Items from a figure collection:
((

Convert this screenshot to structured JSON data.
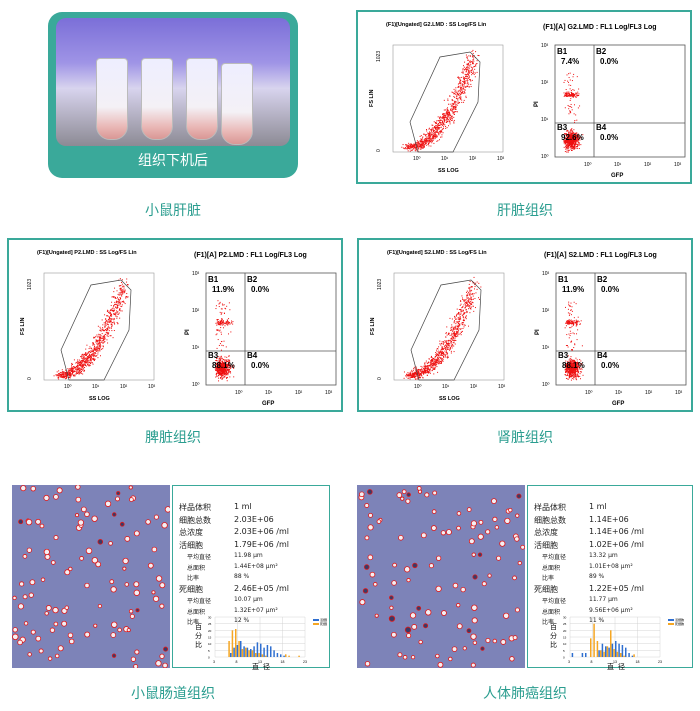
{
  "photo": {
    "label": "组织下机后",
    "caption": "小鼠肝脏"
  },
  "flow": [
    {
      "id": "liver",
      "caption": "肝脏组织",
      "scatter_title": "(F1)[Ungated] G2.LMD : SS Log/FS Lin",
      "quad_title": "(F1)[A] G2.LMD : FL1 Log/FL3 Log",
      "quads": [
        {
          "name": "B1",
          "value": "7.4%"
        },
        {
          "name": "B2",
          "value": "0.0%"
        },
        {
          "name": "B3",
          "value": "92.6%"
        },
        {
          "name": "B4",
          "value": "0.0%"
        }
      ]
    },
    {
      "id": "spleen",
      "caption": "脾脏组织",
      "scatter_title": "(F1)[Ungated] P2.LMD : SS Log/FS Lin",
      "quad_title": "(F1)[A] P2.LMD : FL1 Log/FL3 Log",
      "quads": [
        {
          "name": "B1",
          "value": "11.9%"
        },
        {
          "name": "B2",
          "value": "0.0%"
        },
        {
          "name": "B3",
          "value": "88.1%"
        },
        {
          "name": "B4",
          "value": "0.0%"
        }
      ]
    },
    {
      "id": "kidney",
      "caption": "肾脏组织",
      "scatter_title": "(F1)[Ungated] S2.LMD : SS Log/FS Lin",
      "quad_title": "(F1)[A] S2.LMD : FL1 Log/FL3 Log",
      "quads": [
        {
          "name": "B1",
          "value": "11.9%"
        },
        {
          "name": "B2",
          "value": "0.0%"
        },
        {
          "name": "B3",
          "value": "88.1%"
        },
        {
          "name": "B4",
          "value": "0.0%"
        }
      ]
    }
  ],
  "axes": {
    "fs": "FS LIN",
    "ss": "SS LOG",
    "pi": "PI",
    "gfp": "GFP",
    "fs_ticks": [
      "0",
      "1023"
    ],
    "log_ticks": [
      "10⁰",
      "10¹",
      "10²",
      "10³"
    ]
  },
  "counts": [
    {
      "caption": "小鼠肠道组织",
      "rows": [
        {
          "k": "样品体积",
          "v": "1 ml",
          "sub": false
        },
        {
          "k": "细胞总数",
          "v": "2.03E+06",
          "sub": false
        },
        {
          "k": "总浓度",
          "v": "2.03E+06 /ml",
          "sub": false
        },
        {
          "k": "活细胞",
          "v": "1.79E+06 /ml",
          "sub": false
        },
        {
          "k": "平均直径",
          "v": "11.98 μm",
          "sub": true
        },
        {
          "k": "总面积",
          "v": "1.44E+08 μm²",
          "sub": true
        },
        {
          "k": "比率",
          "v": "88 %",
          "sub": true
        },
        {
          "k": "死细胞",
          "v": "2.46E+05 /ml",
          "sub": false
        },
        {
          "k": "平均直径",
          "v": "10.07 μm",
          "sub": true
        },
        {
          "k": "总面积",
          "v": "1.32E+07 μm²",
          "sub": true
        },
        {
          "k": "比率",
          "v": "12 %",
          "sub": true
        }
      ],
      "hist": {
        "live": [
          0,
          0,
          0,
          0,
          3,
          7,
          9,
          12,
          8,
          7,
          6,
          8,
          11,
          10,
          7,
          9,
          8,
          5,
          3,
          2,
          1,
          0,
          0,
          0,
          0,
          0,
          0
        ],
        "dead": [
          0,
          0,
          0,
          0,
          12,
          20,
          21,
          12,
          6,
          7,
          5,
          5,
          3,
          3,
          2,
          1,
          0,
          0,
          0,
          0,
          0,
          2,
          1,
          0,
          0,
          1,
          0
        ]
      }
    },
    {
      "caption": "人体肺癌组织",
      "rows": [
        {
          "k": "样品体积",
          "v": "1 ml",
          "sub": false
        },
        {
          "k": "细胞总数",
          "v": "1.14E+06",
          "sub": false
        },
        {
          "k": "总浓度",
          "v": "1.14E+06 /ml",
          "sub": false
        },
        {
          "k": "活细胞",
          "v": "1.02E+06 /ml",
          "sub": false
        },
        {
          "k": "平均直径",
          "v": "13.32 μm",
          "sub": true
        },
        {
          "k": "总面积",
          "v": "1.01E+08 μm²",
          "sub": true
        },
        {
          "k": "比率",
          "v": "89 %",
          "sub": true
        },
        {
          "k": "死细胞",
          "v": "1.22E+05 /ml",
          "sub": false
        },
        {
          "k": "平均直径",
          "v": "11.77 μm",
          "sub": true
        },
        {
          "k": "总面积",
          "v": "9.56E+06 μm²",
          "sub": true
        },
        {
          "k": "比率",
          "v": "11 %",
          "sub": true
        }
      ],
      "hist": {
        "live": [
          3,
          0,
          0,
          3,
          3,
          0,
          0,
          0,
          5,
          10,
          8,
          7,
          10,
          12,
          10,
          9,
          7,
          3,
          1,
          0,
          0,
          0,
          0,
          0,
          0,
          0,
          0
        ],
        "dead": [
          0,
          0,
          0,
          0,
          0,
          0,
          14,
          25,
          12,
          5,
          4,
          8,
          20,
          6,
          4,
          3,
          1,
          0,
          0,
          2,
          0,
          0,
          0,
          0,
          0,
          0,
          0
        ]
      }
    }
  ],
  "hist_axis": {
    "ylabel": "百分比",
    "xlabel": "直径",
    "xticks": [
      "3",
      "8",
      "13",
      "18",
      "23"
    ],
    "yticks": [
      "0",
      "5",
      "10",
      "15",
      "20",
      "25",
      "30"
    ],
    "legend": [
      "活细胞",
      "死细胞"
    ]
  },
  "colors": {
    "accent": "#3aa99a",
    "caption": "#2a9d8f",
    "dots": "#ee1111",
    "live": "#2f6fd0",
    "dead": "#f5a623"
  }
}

))
((

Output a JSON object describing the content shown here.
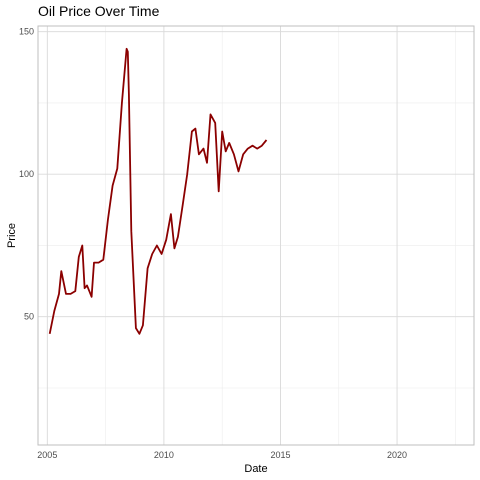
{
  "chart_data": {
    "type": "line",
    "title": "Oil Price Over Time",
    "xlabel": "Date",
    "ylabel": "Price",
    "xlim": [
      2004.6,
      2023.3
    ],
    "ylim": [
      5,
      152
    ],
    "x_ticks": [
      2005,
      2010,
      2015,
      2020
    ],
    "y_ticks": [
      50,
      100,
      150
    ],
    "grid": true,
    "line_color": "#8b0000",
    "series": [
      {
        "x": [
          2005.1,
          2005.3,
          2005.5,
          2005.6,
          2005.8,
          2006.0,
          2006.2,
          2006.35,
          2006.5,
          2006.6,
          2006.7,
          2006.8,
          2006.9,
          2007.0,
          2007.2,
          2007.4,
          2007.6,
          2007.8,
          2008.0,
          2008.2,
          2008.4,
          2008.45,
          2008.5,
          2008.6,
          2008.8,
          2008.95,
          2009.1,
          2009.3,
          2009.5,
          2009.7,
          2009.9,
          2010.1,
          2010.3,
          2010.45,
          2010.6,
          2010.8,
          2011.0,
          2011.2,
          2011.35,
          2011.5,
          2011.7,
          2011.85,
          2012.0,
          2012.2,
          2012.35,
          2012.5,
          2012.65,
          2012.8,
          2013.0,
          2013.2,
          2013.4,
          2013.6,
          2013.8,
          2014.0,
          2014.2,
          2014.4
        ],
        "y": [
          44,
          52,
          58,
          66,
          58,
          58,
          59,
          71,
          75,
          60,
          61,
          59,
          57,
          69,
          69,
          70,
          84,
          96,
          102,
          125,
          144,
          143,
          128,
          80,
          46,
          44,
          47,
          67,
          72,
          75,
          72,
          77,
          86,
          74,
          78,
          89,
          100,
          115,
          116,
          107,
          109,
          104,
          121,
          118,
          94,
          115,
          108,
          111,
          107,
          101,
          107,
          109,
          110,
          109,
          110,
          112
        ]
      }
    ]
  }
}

))

# [Written request]
Which lines include the word "Price"? Copy every one of them.

# [Reply to the exercise]
    "title": "Oil Price Over Time",
    "ylabel": "Price",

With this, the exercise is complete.